◆ WORK REQUIRED ◆
Lines that contain "Return" are to be counted; give only their number.

+++ EXTRACTED RECORDS

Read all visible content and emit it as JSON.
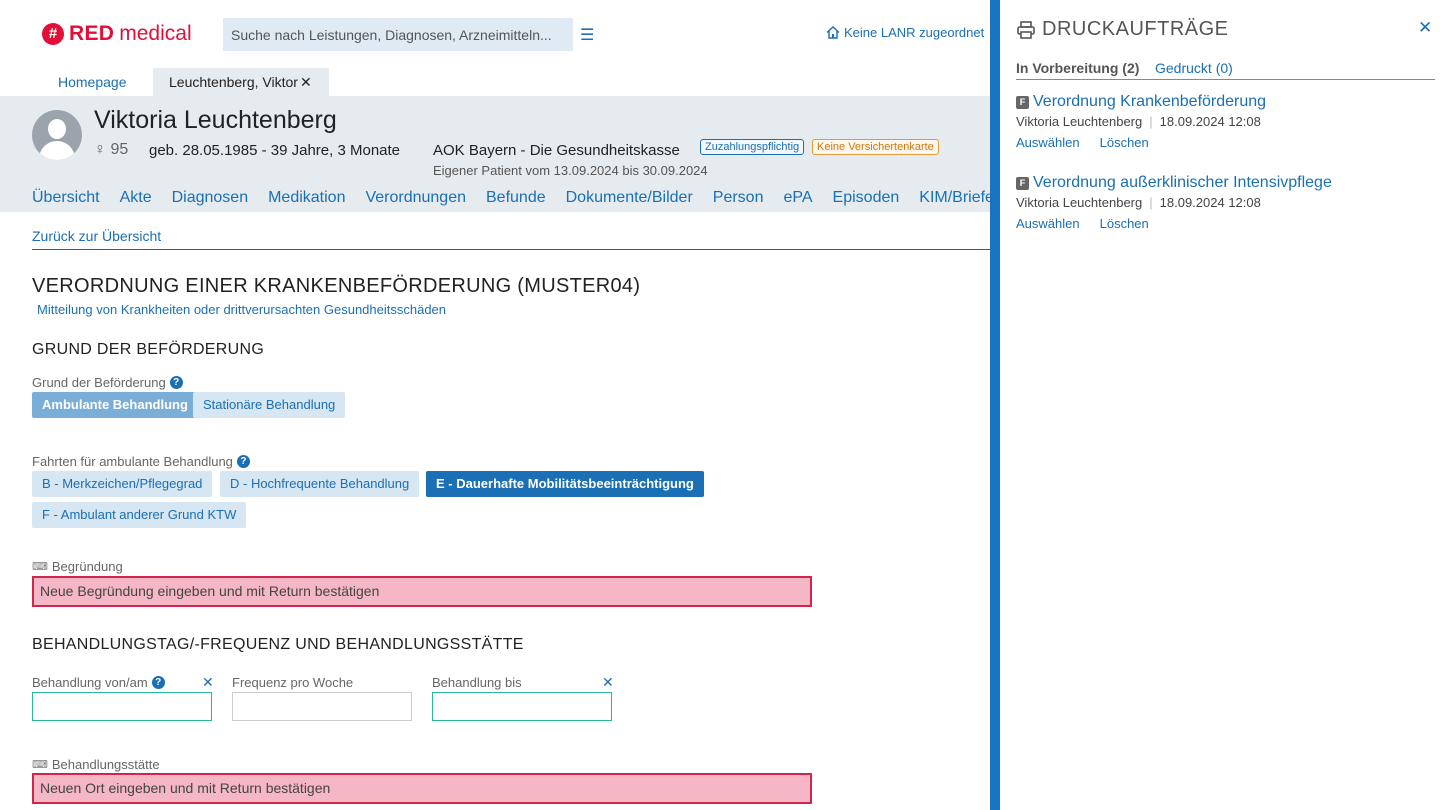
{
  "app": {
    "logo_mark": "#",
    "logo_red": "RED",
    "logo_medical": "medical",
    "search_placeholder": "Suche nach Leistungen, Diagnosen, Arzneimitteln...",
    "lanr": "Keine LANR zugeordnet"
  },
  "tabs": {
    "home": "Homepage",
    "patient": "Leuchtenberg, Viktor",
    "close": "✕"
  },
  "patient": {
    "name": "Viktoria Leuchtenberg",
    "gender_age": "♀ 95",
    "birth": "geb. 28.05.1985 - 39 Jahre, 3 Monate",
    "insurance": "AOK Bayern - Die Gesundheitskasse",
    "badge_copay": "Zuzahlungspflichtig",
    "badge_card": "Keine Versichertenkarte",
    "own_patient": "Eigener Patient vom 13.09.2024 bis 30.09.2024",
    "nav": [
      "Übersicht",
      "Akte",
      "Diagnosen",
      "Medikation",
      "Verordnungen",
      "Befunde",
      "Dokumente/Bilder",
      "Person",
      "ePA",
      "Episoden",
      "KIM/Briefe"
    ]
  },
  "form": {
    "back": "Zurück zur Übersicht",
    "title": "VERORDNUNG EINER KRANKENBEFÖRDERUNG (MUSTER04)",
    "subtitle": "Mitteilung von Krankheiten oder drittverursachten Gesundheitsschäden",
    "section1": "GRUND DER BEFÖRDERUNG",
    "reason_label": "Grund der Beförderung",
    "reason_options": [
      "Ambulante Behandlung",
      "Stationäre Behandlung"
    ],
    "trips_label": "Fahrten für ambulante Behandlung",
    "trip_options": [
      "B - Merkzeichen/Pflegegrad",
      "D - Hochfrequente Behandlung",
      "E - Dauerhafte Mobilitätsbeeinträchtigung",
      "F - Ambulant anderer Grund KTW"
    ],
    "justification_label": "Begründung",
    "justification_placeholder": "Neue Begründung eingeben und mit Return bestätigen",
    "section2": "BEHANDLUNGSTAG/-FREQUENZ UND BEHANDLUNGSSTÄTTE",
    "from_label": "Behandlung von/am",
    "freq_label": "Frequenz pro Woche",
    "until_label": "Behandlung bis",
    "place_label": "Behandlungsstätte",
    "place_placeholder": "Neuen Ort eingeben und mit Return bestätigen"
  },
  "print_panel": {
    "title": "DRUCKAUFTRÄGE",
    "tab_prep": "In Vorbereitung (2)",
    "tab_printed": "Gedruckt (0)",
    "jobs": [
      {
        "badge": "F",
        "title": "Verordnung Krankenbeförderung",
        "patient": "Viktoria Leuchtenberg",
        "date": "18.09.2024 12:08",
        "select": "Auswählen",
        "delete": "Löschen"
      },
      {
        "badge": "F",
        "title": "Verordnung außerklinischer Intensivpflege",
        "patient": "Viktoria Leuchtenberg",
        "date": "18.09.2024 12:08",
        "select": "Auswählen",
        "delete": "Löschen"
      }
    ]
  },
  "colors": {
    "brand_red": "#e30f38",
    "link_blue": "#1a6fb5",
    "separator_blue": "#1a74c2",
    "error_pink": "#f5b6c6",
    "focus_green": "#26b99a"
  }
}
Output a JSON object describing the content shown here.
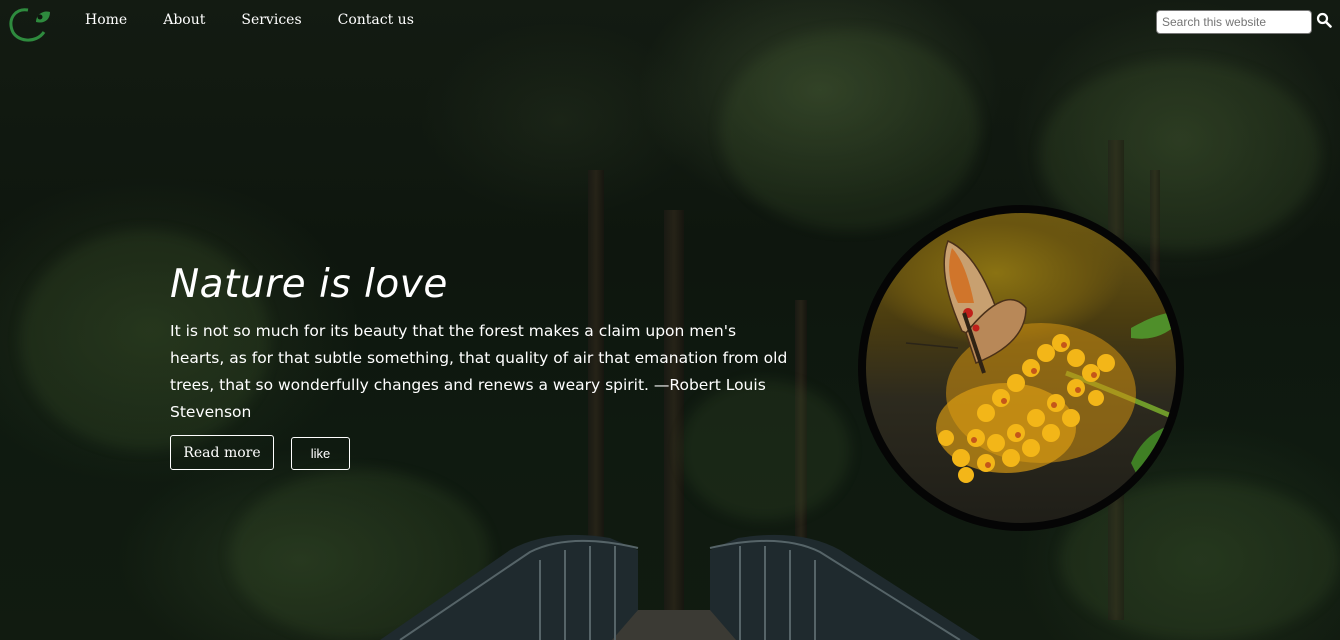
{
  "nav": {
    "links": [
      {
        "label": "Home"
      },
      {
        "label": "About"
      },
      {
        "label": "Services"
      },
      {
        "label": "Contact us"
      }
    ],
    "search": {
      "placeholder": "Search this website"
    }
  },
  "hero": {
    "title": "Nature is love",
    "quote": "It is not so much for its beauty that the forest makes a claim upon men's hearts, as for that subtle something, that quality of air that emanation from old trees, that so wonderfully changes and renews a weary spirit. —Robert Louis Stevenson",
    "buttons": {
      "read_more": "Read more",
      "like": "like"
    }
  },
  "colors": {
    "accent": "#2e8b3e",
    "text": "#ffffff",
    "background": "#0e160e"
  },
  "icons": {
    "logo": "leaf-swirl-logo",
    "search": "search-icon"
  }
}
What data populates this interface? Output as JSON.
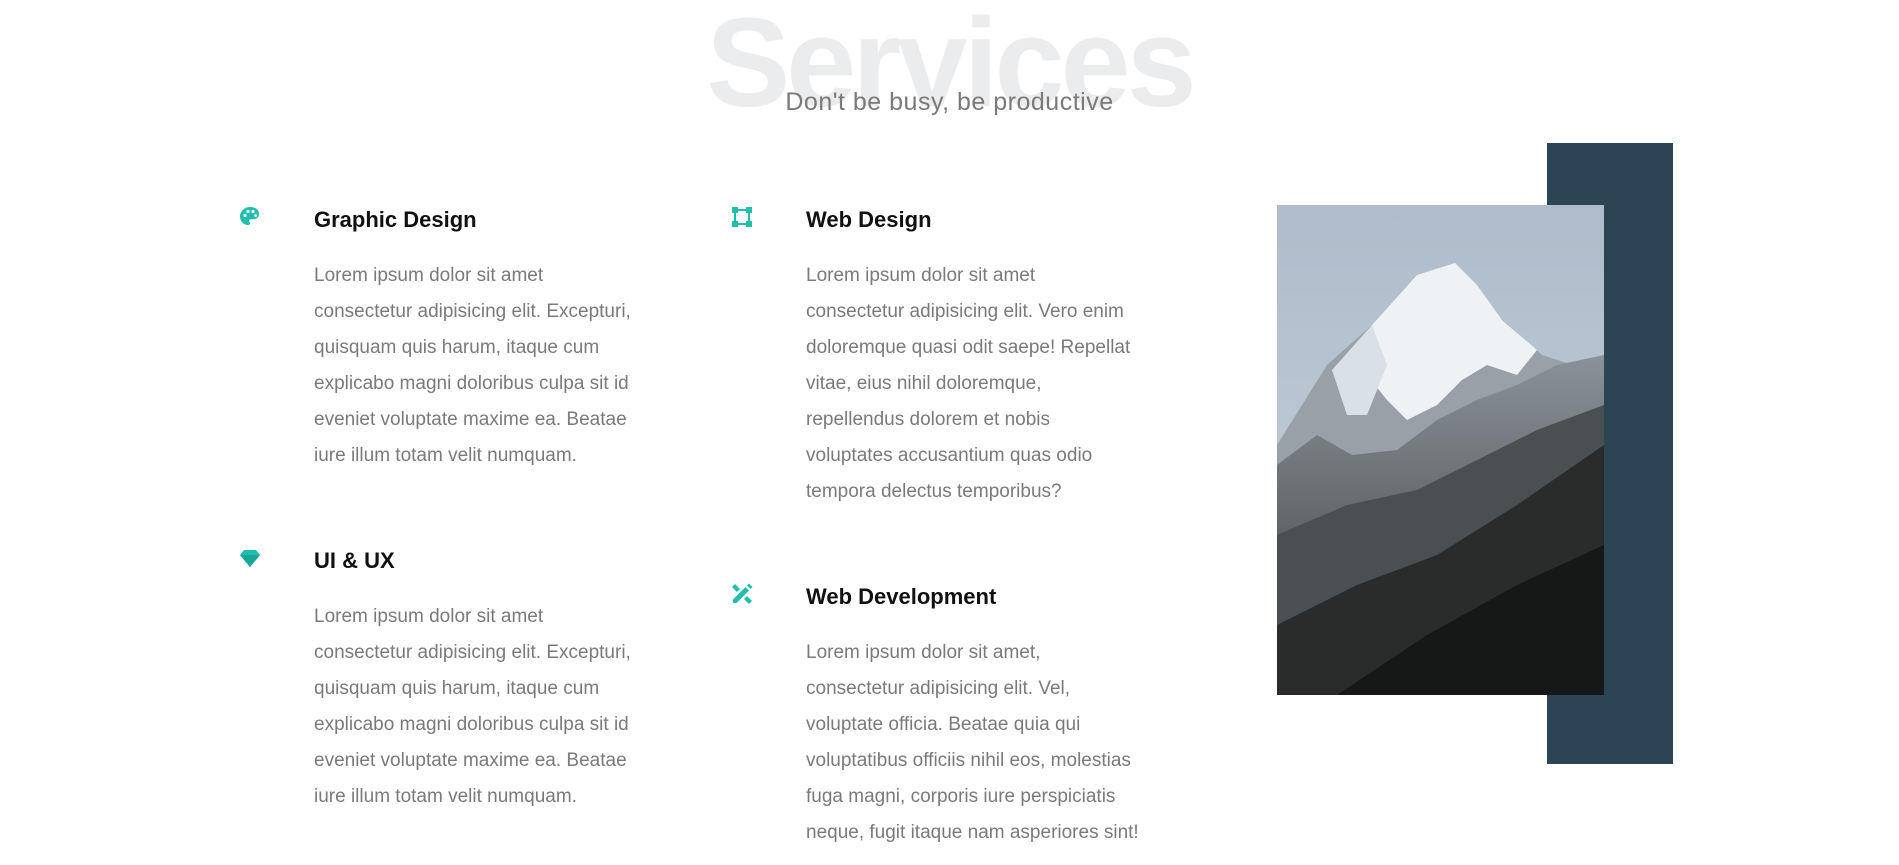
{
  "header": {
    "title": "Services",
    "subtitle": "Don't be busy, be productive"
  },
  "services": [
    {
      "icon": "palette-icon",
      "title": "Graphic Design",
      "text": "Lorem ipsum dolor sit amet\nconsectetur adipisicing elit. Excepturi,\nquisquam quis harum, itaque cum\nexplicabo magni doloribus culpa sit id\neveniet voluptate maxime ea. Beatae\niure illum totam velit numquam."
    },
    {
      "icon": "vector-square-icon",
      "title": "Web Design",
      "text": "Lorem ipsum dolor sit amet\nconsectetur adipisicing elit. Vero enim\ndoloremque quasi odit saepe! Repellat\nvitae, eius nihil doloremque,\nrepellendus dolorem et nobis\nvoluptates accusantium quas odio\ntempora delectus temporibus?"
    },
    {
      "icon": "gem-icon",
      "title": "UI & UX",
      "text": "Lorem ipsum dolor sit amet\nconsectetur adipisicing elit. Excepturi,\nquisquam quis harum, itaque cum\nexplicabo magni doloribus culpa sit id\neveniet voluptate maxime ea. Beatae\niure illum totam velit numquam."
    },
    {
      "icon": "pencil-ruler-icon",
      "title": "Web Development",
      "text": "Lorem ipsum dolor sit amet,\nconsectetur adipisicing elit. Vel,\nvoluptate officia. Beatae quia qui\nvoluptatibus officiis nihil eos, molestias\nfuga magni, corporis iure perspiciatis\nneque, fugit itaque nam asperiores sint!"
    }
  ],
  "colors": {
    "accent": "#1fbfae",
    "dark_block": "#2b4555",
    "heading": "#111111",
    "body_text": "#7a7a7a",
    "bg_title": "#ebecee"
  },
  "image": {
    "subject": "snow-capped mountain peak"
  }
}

++++++

◆ FULL RESPONSE ◆
2